▶ **STATED TASK**: Among the lines below, list those containing the string "gelesen".

▶ **MATERIAL**:
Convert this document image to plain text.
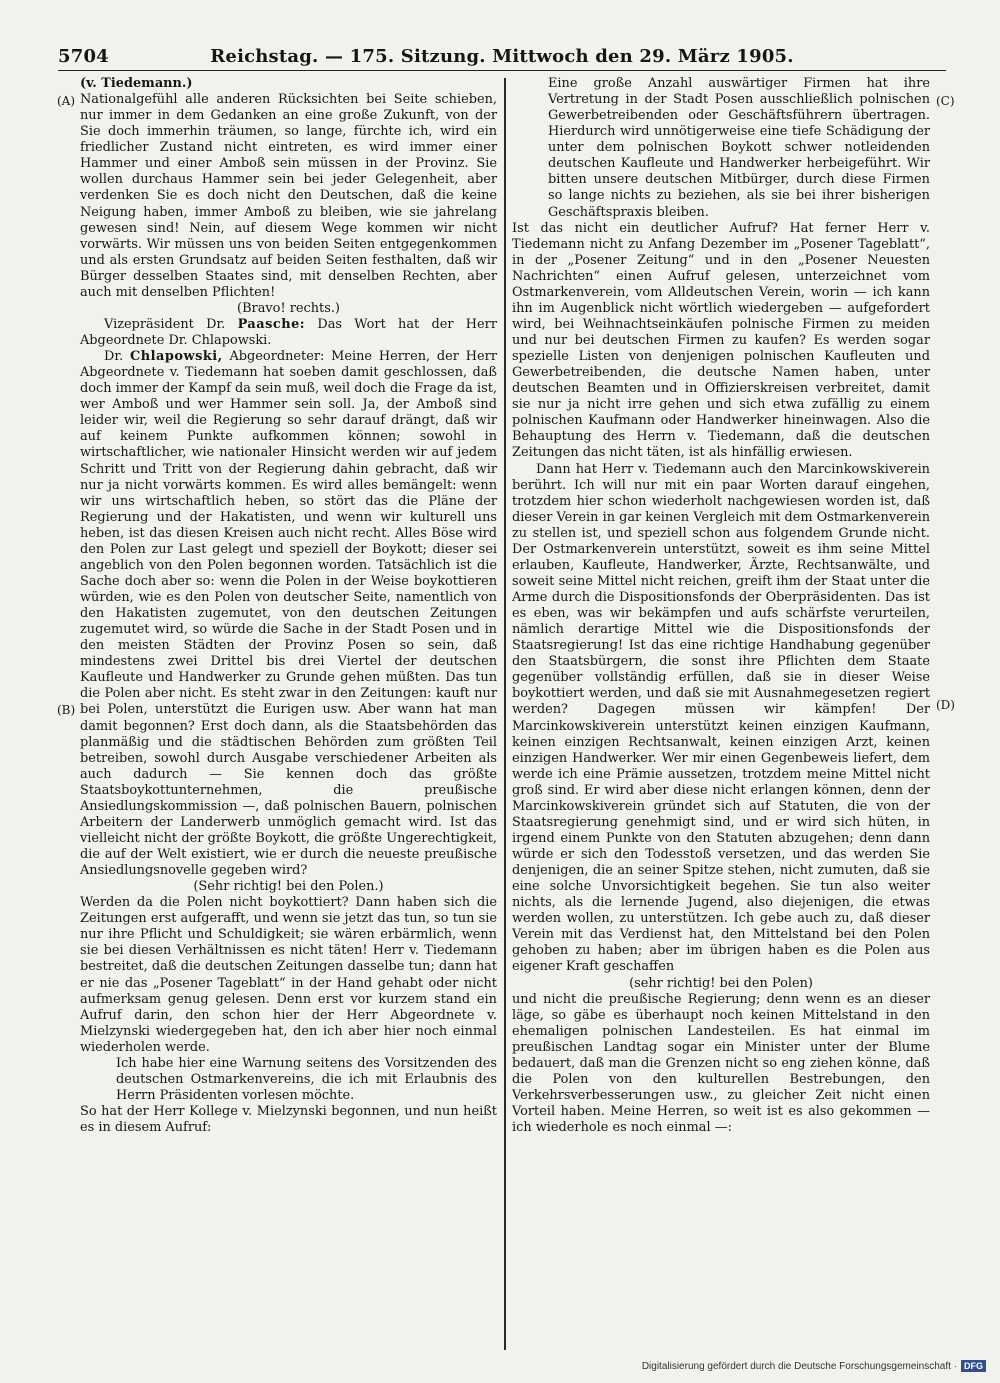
5704	Reichstag. — 175. Sitzung. Mittwoch den 29. März 1905.
(A)
(B)
(C)
(D)

(v. Tiedemann.)

Nationalgefühl alle anderen Rücksichten bei Seite schieben, nur immer in dem Gedanken an eine große Zukunft, von der Sie doch immerhin träumen, so lange, fürchte ich, wird ein friedlicher Zustand nicht eintreten, es wird immer einer Hammer und einer Amboß sein müssen in der Provinz. Sie wollen durchaus Hammer sein bei jeder Gelegenheit, aber verdenken Sie es doch nicht den Deutschen, daß die keine Neigung haben, immer Amboß zu bleiben, wie sie jahrelang gewesen sind! Nein, auf diesem Wege kommen wir nicht vorwärts. Wir müssen uns von beiden Seiten entgegenkommen und als ersten Grundsatz auf beiden Seiten festhalten, daß wir Bürger desselben Staates sind, mit denselben Rechten, aber auch mit denselben Pflichten!

(Bravo! rechts.)

Vizepräsident Dr. Paasche: Das Wort hat der Herr Abgeordnete Dr. Chlapowski.

Dr. Chlapowski, Abgeordneter: Meine Herren, der Herr Abgeordnete v. Tiedemann hat soeben damit geschlossen, daß doch immer der Kampf da sein muß, weil doch die Frage da ist, wer Amboß und wer Hammer sein soll. Ja, der Amboß sind leider wir, weil die Regierung so sehr darauf drängt, daß wir auf keinem Punkte aufkommen können; sowohl in wirtschaftlicher, wie nationaler Hinsicht werden wir auf jedem Schritt und Tritt von der Regierung dahin gebracht, daß wir nur ja nicht vorwärts kommen. Es wird alles bemängelt: wenn wir uns wirtschaftlich heben, so stört das die Pläne der Regierung und der Hakatisten, und wenn wir kulturell uns heben, ist das diesen Kreisen auch nicht recht. Alles Böse wird den Polen zur Last gelegt und speziell der Boykott; dieser sei angeblich von den Polen begonnen worden. Tatsächlich ist die Sache doch aber so: wenn die Polen in der Weise boykottieren würden, wie es den Polen von deutscher Seite, namentlich von den Hakatisten zugemutet, von den deutschen Zeitungen zugemutet wird, so würde die Sache in der Stadt Posen und in den meisten Städten der Provinz Posen so sein, daß mindestens zwei Drittel bis drei Viertel der deutschen Kaufleute und Handwerker zu Grunde gehen müßten. Das tun die Polen aber nicht. Es steht zwar in den Zeitungen: kauft nur bei Polen, unterstützt die Eurigen usw. Aber wann hat man damit begonnen? Erst doch dann, als die Staatsbehörden das planmäßig und die städtischen Behörden zum größten Teil betreiben, sowohl durch Ausgabe verschiedener Arbeiten als auch dadurch — Sie kennen doch das größte Staatsboykottunternehmen, die preußische Ansiedlungskommission —, daß polnischen Bauern, polnischen Arbeitern der Landerwerb unmöglich gemacht wird. Ist das vielleicht nicht der größte Boykott, die größte Ungerechtigkeit, die auf der Welt existiert, wie er durch die neueste preußische Ansiedlungsnovelle gegeben wird?

(Sehr richtig! bei den Polen.)

Werden da die Polen nicht boykottiert? Dann haben sich die Zeitungen erst aufgerafft, und wenn sie jetzt das tun, so tun sie nur ihre Pflicht und Schuldigkeit; sie wären erbärmlich, wenn sie bei diesen Verhältnissen es nicht täten! Herr v. Tiedemann bestreitet, daß die deutschen Zeitungen dasselbe tun; dann hat er nie das „Posener Tageblatt“ in der Hand gehabt oder nicht aufmerksam genug gelesen. Denn erst vor kurzem stand ein Aufruf darin, den schon hier der Herr Abgeordnete v. Mielzynski wiedergegeben hat, den ich aber hier noch einmal wiederholen werde.

Ich habe hier eine Warnung seitens des Vorsitzenden des deutschen Ostmarkenvereins, die ich mit Erlaubnis des Herrn Präsidenten vorlesen möchte.

So hat der Herr Kollege v. Mielzynski begonnen, und nun heißt es in diesem Aufruf:

Eine große Anzahl auswärtiger Firmen hat ihre Vertretung in der Stadt Posen ausschließlich polnischen Gewerbetreibenden oder Geschäftsführern übertragen. Hierdurch wird unnötigerweise eine tiefe Schädigung der unter dem polnischen Boykott schwer notleidenden deutschen Kaufleute und Handwerker herbeigeführt. Wir bitten unsere deutschen Mitbürger, durch diese Firmen so lange nichts zu beziehen, als sie bei ihrer bisherigen Geschäftspraxis bleiben.

Ist das nicht ein deutlicher Aufruf? Hat ferner Herr v. Tiedemann nicht zu Anfang Dezember im „Posener Tageblatt“, in der „Posener Zeitung“ und in den „Posener Neuesten Nachrichten“ einen Aufruf gelesen, unterzeichnet vom Ostmarkenverein, vom Alldeutschen Verein, worin — ich kann ihn im Augenblick nicht wörtlich wiedergeben — aufgefordert wird, bei Weihnachtseinkäufen polnische Firmen zu meiden und nur bei deutschen Firmen zu kaufen? Es werden sogar spezielle Listen von denjenigen polnischen Kaufleuten und Gewerbetreibenden, die deutsche Namen haben, unter deutschen Beamten und in Offizierskreisen verbreitet, damit sie nur ja nicht irre gehen und sich etwa zufällig zu einem polnischen Kaufmann oder Handwerker hineinwagen. Also die Behauptung des Herrn v. Tiedemann, daß die deutschen Zeitungen das nicht täten, ist als hinfällig erwiesen.

Dann hat Herr v. Tiedemann auch den Marcinkowskiverein berührt. Ich will nur mit ein paar Worten darauf eingehen, trotzdem hier schon wiederholt nachgewiesen worden ist, daß dieser Verein in gar keinen Vergleich mit dem Ostmarkenverein zu stellen ist, und speziell schon aus folgendem Grunde nicht. Der Ostmarkenverein unterstützt, soweit es ihm seine Mittel erlauben, Kaufleute, Handwerker, Ärzte, Rechtsanwälte, und soweit seine Mittel nicht reichen, greift ihm der Staat unter die Arme durch die Dispositionsfonds der Oberpräsidenten. Das ist es eben, was wir bekämpfen und aufs schärfste verurteilen, nämlich derartige Mittel wie die Dispositionsfonds der Staatsregierung! Ist das eine richtige Handhabung gegenüber den Staatsbürgern, die sonst ihre Pflichten dem Staate gegenüber vollständig erfüllen, daß sie in dieser Weise boykottiert werden, und daß sie mit Ausnahmegesetzen regiert werden? Dagegen müssen wir kämpfen! Der Marcinkowskiverein unterstützt keinen einzigen Kaufmann, keinen einzigen Rechtsanwalt, keinen einzigen Arzt, keinen einzigen Handwerker. Wer mir einen Gegenbeweis liefert, dem werde ich eine Prämie aussetzen, trotzdem meine Mittel nicht groß sind. Er wird aber diese nicht erlangen können, denn der Marcinkowskiverein gründet sich auf Statuten, die von der Staatsregierung genehmigt sind, und er wird sich hüten, in irgend einem Punkte von den Statuten abzugehen; denn dann würde er sich den Todesstoß versetzen, und das werden Sie denjenigen, die an seiner Spitze stehen, nicht zumuten, daß sie eine solche Unvorsichtigkeit begehen. Sie tun also weiter nichts, als die lernende Jugend, also diejenigen, die etwas werden wollen, zu unterstützen. Ich gebe auch zu, daß dieser Verein mit das Verdienst hat, den Mittelstand bei den Polen gehoben zu haben; aber im übrigen haben es die Polen aus eigener Kraft geschaffen

(sehr richtig! bei den Polen)

und nicht die preußische Regierung; denn wenn es an dieser läge, so gäbe es überhaupt noch keinen Mittelstand in den ehemaligen polnischen Landesteilen. Es hat einmal im preußischen Landtag sogar ein Minister unter der Blume bedauert, daß man die Grenzen nicht so eng ziehen könne, daß die Polen von den kulturellen Bestrebungen, den Verkehrsverbesserungen usw., zu gleicher Zeit nicht einen Vorteil haben. Meine Herren, so weit ist es also gekommen — ich wiederhole es noch einmal —:

Digitalisierung gefördert durch die Deutsche Forschungsgemeinschaft · DFG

▶ **SOLUTION FOR THIS PROBLEM**:
Werden da die Polen nicht boykottiert? Dann haben sich die Zeitungen erst aufgerafft, und wenn sie jetzt das tun, so tun sie nur ihre Pflicht und Schuldigkeit; sie wären erbärmlich, wenn sie bei diesen Verhältnissen es nicht täten! Herr v. Tiedemann bestreitet, daß die deutschen Zeitungen dasselbe tun; dann hat er nie das „Posener Tageblatt“ in der Hand gehabt oder nicht aufmerksam genug gelesen. Denn erst vor kurzem stand ein Aufruf darin, den schon hier der Herr Abgeordnete v. Mielzynski wiedergegeben hat, den ich aber hier noch einmal wiederholen werde.
Ist das nicht ein deutlicher Aufruf? Hat ferner Herr v. Tiedemann nicht zu Anfang Dezember im „Posener Tageblatt“, in der „Posener Zeitung“ und in den „Posener Neuesten Nachrichten“ einen Aufruf gelesen, unterzeichnet vom Ostmarkenverein, vom Alldeutschen Verein, worin — ich kann ihn im Augenblick nicht wörtlich wiedergeben — aufgefordert wird, bei Weihnachtseinkäufen polnische Firmen zu meiden und nur bei deutschen Firmen zu kaufen? Es werden sogar spezielle Listen von denjenigen polnischen Kaufleuten und Gewerbetreibenden, die deutsche Namen haben, unter deutschen Beamten und in Offizierskreisen verbreitet, damit sie nur ja nicht irre gehen und sich etwa zufällig zu einem polnischen Kaufmann oder Handwerker hineinwagen. Also die Behauptung des Herrn v. Tiedemann, daß die deutschen Zeitungen das nicht täten, ist als hinfällig erwiesen.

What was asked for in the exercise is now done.